● WHAT IS NEEDED:
Reproduce the records below verbatim, starting at the line containing "what elements are" and ending at the line containing "panel-b-bar-series1 — [577, 779, 621, 1044]", with both of those lines included. Leave out the pictures.

● RECORD EXTRACTS:
-=-=-

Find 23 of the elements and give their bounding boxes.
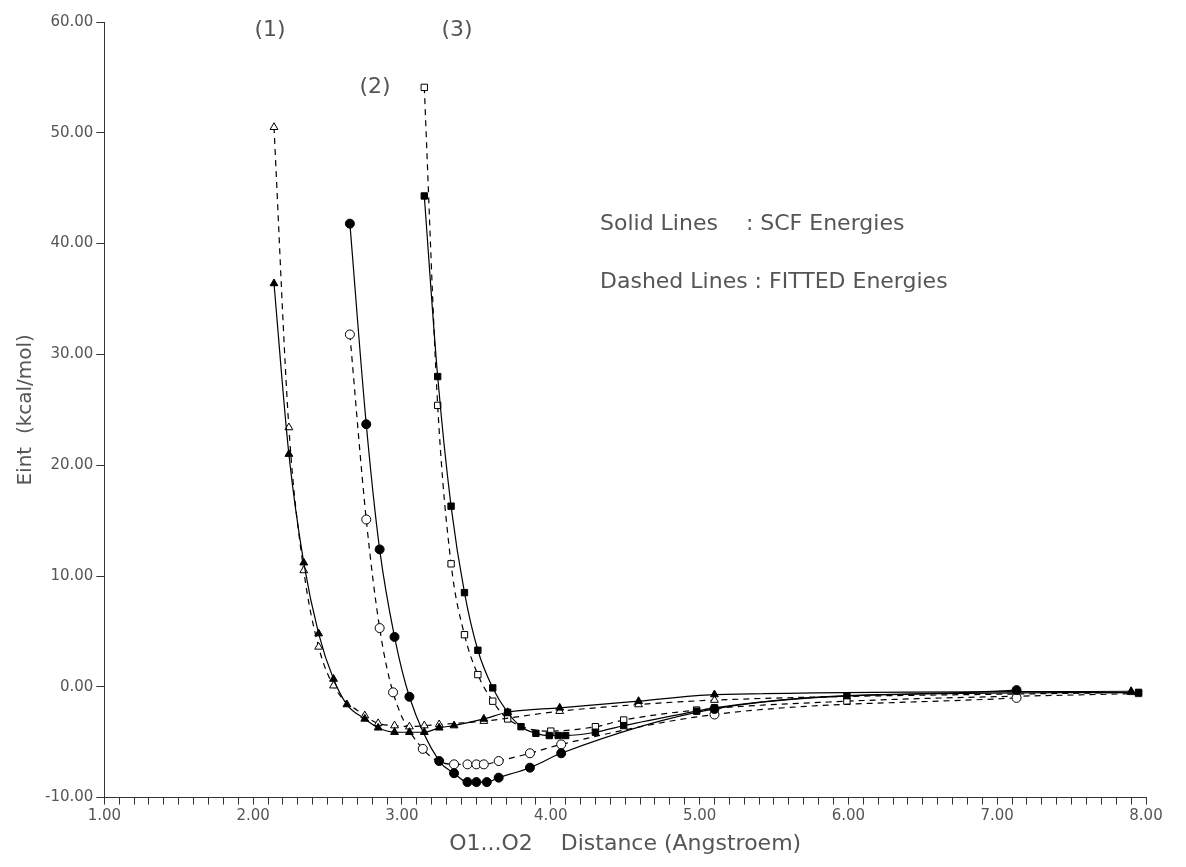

-=-=-

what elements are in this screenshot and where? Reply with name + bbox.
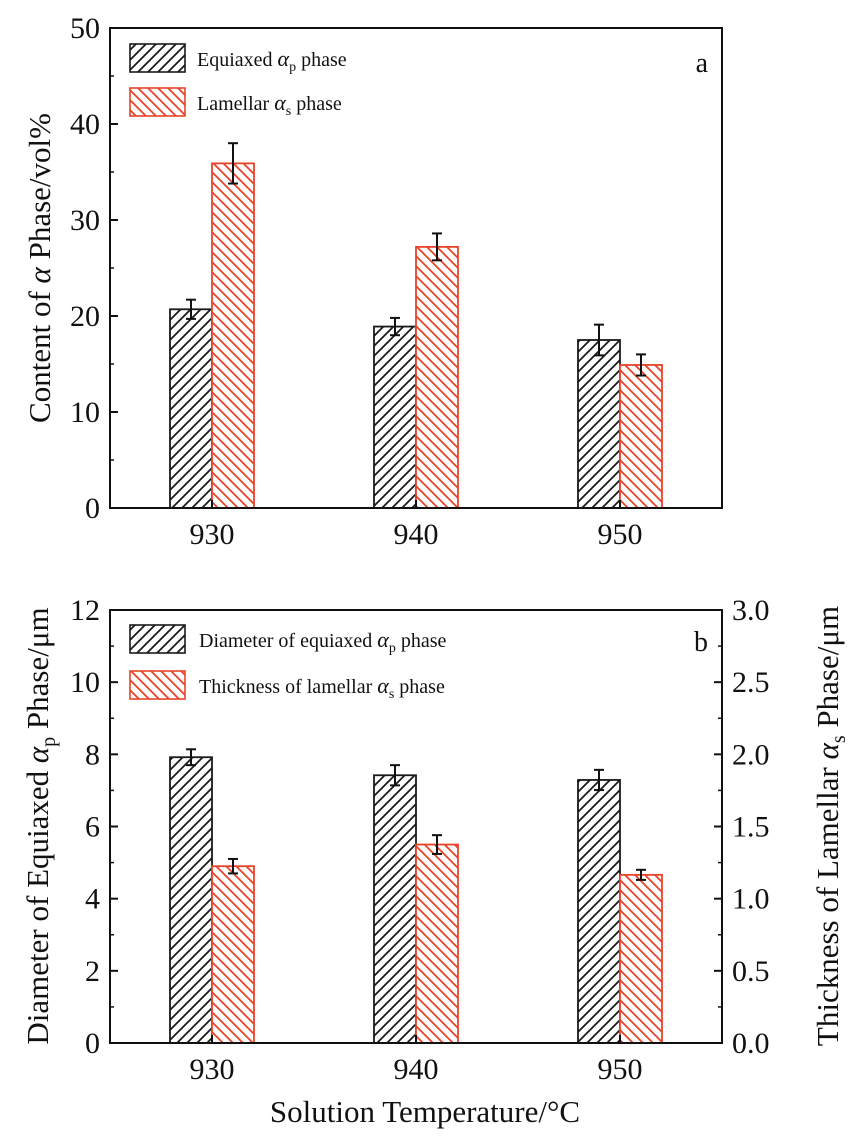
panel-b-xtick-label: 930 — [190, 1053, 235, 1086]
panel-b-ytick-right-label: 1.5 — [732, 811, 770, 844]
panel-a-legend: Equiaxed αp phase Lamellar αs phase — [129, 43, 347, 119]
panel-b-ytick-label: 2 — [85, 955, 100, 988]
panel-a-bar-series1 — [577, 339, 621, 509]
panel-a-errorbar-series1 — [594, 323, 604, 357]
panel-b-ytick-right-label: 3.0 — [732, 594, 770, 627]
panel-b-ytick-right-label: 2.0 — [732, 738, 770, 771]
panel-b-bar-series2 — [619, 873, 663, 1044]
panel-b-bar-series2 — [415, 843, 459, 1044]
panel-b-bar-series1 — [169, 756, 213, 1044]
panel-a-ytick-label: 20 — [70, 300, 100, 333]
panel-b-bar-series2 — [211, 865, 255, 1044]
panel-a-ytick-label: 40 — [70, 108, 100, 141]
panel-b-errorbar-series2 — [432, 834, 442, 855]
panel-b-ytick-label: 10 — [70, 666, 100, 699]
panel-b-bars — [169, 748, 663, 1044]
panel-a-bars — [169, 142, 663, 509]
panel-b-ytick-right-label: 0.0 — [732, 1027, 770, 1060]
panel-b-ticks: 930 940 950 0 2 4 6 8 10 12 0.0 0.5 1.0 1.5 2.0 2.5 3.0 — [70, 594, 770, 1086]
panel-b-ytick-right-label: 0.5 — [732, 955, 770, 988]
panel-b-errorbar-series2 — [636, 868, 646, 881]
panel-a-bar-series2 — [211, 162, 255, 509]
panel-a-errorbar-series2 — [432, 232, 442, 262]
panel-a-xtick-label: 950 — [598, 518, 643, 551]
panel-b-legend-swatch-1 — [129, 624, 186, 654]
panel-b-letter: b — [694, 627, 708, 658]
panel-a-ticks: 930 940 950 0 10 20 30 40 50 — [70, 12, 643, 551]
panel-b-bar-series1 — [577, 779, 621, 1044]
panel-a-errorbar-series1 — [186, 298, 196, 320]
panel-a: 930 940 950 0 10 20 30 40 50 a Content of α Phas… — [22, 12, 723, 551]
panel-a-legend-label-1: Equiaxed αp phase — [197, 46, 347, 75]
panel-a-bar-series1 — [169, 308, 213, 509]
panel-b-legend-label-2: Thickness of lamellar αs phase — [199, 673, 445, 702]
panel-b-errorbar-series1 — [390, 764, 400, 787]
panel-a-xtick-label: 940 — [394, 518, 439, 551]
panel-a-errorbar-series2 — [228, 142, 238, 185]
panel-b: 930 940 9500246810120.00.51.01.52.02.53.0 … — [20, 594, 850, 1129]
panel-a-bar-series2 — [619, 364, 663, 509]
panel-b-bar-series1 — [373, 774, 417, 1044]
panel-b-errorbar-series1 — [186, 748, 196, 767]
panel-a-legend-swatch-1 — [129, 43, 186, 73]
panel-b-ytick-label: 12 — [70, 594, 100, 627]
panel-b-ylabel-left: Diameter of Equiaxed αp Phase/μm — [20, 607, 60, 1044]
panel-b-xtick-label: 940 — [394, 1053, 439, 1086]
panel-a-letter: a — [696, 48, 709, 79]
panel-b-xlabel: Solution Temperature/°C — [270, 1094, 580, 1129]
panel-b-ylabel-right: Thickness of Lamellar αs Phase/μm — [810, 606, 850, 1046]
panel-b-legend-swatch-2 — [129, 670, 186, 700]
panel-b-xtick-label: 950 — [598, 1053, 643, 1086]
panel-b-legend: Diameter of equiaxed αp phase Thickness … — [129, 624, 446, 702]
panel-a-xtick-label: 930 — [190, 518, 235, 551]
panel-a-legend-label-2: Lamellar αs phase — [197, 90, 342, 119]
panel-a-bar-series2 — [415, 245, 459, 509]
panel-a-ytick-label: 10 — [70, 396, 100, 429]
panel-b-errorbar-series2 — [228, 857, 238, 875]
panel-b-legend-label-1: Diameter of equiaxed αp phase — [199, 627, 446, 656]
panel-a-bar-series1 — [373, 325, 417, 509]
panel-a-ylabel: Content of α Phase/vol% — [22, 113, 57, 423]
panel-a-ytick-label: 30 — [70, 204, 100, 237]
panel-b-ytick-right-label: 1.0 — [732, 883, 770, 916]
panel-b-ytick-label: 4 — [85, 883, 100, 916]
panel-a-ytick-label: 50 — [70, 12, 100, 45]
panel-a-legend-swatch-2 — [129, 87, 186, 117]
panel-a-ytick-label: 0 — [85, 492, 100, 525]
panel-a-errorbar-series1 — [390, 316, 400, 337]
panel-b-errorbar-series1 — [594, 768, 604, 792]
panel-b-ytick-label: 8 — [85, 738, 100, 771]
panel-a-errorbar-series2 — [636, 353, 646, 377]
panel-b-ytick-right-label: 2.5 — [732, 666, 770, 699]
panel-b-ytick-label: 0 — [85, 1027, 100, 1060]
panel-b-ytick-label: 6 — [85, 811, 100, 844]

-=-=-

● SOLUTION:
what elements are in this screenshot and where? Reply with name + bbox.
panel-b-xtick-label: 930 — [190, 1053, 235, 1086]
panel-b-ytick-right-label: 1.5 — [732, 811, 770, 844]
panel-a-legend: Equiaxed αp phase Lamellar αs phase — [129, 43, 347, 119]
panel-b-ytick-label: 2 — [85, 955, 100, 988]
panel-a-bar-series1 — [577, 339, 621, 509]
panel-a-errorbar-series1 — [594, 323, 604, 357]
panel-b-ytick-right-label: 3.0 — [732, 594, 770, 627]
panel-b-ytick-right-label: 2.0 — [732, 738, 770, 771]
panel-b-bar-series2 — [619, 873, 663, 1044]
panel-b-bar-series2 — [415, 843, 459, 1044]
panel-b-bar-series1 — [169, 756, 213, 1044]
panel-a-ytick-label: 20 — [70, 300, 100, 333]
panel-b-bar-series2 — [211, 865, 255, 1044]
panel-a-ytick-label: 40 — [70, 108, 100, 141]
panel-b-errorbar-series2 — [432, 834, 442, 855]
panel-b-ytick-label: 10 — [70, 666, 100, 699]
panel-b-bars — [169, 748, 663, 1044]
panel-a-bars — [169, 142, 663, 509]
panel-b-ytick-right-label: 0.0 — [732, 1027, 770, 1060]
panel-b-ticks: 930 940 950 0 2 4 6 8 10 12 0.0 0.5 1.0 1.5 2.0 2.5 3.0 — [70, 594, 770, 1086]
panel-b-ytick-right-label: 0.5 — [732, 955, 770, 988]
panel-b-errorbar-series2 — [636, 868, 646, 881]
panel-a-bar-series2 — [211, 162, 255, 509]
panel-a-errorbar-series2 — [432, 232, 442, 262]
panel-a-xtick-label: 950 — [598, 518, 643, 551]
panel-b-legend-swatch-1 — [129, 624, 186, 654]
panel-b-letter: b — [694, 627, 708, 658]
panel-a-ticks: 930 940 950 0 10 20 30 40 50 — [70, 12, 643, 551]
panel-b-bar-series1 — [577, 779, 621, 1044]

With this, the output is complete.